Task description -
Reproduce the records verbatim from their first line through the line containing "colorbar-swatch [133, 500, 185, 516]", including both of those lines.

Exercise input -
###
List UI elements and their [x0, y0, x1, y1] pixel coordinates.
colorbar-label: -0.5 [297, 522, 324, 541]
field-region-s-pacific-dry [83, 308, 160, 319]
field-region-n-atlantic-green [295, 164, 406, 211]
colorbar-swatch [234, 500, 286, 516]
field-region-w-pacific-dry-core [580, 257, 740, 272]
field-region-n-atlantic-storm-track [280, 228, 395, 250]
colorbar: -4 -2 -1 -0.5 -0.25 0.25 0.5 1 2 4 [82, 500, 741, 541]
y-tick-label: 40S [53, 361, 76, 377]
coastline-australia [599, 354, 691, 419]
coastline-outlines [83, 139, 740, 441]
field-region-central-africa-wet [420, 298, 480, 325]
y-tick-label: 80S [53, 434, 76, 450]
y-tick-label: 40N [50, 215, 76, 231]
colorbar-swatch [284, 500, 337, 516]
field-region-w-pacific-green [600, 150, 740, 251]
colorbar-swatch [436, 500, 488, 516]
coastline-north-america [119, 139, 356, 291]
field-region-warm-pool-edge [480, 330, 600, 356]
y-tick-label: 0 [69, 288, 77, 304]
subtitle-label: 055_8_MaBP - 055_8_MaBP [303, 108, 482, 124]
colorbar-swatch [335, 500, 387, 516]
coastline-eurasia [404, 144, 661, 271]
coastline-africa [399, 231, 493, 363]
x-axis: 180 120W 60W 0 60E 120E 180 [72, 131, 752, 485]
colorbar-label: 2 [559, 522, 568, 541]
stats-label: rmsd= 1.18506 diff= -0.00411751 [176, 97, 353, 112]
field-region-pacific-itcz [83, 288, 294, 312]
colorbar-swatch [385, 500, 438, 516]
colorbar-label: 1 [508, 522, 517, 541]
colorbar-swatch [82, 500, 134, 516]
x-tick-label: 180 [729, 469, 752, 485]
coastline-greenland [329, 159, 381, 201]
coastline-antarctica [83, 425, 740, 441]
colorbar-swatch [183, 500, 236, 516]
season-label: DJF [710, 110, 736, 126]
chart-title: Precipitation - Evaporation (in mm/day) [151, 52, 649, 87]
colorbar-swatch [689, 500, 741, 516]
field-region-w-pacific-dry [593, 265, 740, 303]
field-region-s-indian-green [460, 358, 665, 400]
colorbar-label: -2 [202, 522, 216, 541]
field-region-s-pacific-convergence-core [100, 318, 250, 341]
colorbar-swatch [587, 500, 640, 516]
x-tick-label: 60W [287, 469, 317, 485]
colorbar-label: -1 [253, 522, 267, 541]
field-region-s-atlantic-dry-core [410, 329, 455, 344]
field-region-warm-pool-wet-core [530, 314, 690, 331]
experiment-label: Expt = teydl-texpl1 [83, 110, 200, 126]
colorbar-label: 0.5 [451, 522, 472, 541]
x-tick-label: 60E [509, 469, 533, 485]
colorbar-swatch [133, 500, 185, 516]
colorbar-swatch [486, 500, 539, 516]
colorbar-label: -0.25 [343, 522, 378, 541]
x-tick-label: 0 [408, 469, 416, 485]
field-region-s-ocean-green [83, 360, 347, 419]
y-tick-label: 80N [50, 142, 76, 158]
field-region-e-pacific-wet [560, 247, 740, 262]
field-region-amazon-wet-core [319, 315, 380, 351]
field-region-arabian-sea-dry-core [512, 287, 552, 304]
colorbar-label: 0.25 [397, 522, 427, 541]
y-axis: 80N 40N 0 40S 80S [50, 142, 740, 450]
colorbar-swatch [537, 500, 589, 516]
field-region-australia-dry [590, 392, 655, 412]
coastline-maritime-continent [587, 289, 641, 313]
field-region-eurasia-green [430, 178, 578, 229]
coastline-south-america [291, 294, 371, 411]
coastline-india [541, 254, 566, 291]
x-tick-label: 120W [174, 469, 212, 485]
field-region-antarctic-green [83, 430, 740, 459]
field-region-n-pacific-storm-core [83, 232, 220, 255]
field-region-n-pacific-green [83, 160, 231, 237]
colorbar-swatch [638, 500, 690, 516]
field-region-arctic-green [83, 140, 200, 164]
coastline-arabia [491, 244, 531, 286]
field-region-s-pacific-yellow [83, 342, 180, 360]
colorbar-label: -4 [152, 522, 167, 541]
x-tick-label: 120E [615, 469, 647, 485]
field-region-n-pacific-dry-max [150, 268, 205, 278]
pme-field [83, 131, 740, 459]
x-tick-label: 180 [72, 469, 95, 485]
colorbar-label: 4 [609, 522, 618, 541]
###
Task solution -
List UI elements and their [x0, y0, x1, y1] pixel coordinates.
colorbar-label: -0.5 [297, 522, 324, 541]
field-region-s-pacific-dry [83, 308, 160, 319]
field-region-n-atlantic-green [295, 164, 406, 211]
colorbar-swatch [234, 500, 286, 516]
field-region-w-pacific-dry-core [580, 257, 740, 272]
field-region-n-atlantic-storm-track [280, 228, 395, 250]
colorbar: -4 -2 -1 -0.5 -0.25 0.25 0.5 1 2 4 [82, 500, 741, 541]
y-tick-label: 40S [53, 361, 76, 377]
coastline-australia [599, 354, 691, 419]
coastline-outlines [83, 139, 740, 441]
field-region-central-africa-wet [420, 298, 480, 325]
y-tick-label: 80S [53, 434, 76, 450]
y-tick-label: 40N [50, 215, 76, 231]
colorbar-swatch [284, 500, 337, 516]
field-region-w-pacific-green [600, 150, 740, 251]
colorbar-swatch [436, 500, 488, 516]
coastline-north-america [119, 139, 356, 291]
field-region-warm-pool-edge [480, 330, 600, 356]
y-tick-label: 0 [69, 288, 77, 304]
subtitle-label: 055_8_MaBP - 055_8_MaBP [303, 108, 482, 124]
colorbar-swatch [335, 500, 387, 516]
coastline-eurasia [404, 144, 661, 271]
coastline-africa [399, 231, 493, 363]
x-axis: 180 120W 60W 0 60E 120E 180 [72, 131, 752, 485]
colorbar-label: 2 [559, 522, 568, 541]
stats-label: rmsd= 1.18506 diff= -0.00411751 [176, 97, 353, 112]
field-region-pacific-itcz [83, 288, 294, 312]
colorbar-swatch [385, 500, 438, 516]
colorbar-label: 1 [508, 522, 517, 541]
colorbar-swatch [82, 500, 134, 516]
x-tick-label: 180 [729, 469, 752, 485]
coastline-greenland [329, 159, 381, 201]
coastline-antarctica [83, 425, 740, 441]
colorbar-swatch [183, 500, 236, 516]
season-label: DJF [710, 110, 736, 126]
chart-title: Precipitation - Evaporation (in mm/day) [151, 52, 649, 87]
colorbar-swatch [689, 500, 741, 516]
field-region-w-pacific-dry [593, 265, 740, 303]
field-region-s-indian-green [460, 358, 665, 400]
colorbar-label: -2 [202, 522, 216, 541]
field-region-s-pacific-convergence-core [100, 318, 250, 341]
colorbar-swatch [587, 500, 640, 516]
x-tick-label: 60W [287, 469, 317, 485]
colorbar-label: -1 [253, 522, 267, 541]
field-region-s-atlantic-dry-core [410, 329, 455, 344]
field-region-warm-pool-wet-core [530, 314, 690, 331]
experiment-label: Expt = teydl-texpl1 [83, 110, 200, 126]
colorbar-label: 0.5 [451, 522, 472, 541]
x-tick-label: 60E [509, 469, 533, 485]
colorbar-swatch [133, 500, 185, 516]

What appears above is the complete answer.